WORK INSTRUCTIONS:
Pull every line that holds the word "label" from the entries.

(Items listed in a dataset)
----------

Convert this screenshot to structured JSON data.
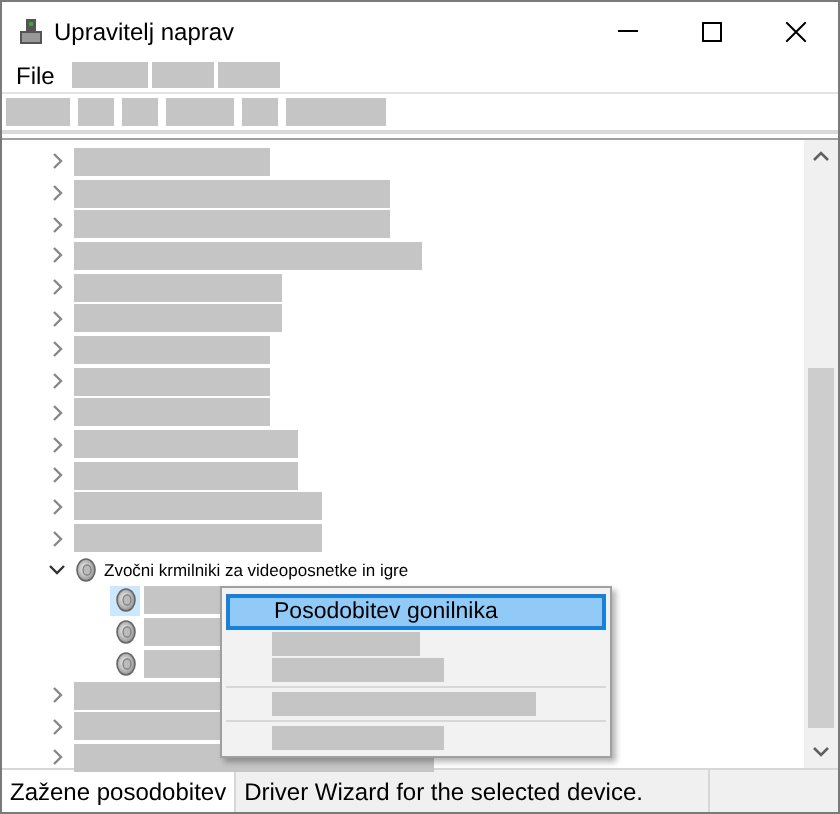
{
  "window": {
    "title": "Upravitelj naprav"
  },
  "menu_bar": [
    "File"
  ],
  "tree": [
    {
      "expanded": false
    },
    {
      "expanded": false
    },
    {
      "expanded": false
    },
    {
      "expanded": false
    },
    {
      "expanded": false
    },
    {
      "expanded": false
    },
    {
      "expanded": false
    },
    {
      "expanded": false
    },
    {
      "expanded": false
    },
    {
      "expanded": false
    },
    {
      "expanded": false
    },
    {
      "expanded": false
    },
    {
      "expanded": false
    },
    {
      "label": "Zvočni krmilniki za videoposnetke in igre",
      "expanded": true,
      "children": [
        {
          "selected": true
        },
        {
          "selected": false
        },
        {
          "selected": false
        }
      ]
    },
    {
      "expanded": false
    },
    {
      "expanded": false
    },
    {
      "expanded": false
    }
  ],
  "context_menu": [
    {
      "kind": "item",
      "label": "Posodobitev gonilnika",
      "selected": true
    },
    {
      "kind": "redacted"
    },
    {
      "kind": "redacted"
    },
    {
      "kind": "separator"
    },
    {
      "kind": "redacted"
    },
    {
      "kind": "separator"
    },
    {
      "kind": "redacted"
    }
  ],
  "status_bar": [
    "Zažene posodobitev",
    "Driver Wizard for the selected device."
  ]
}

----------

TASK RESPONSE:
      "label": "Zvočni krmilniki za videoposnetke in igre",
      "label": "Posodobitev gonilnika",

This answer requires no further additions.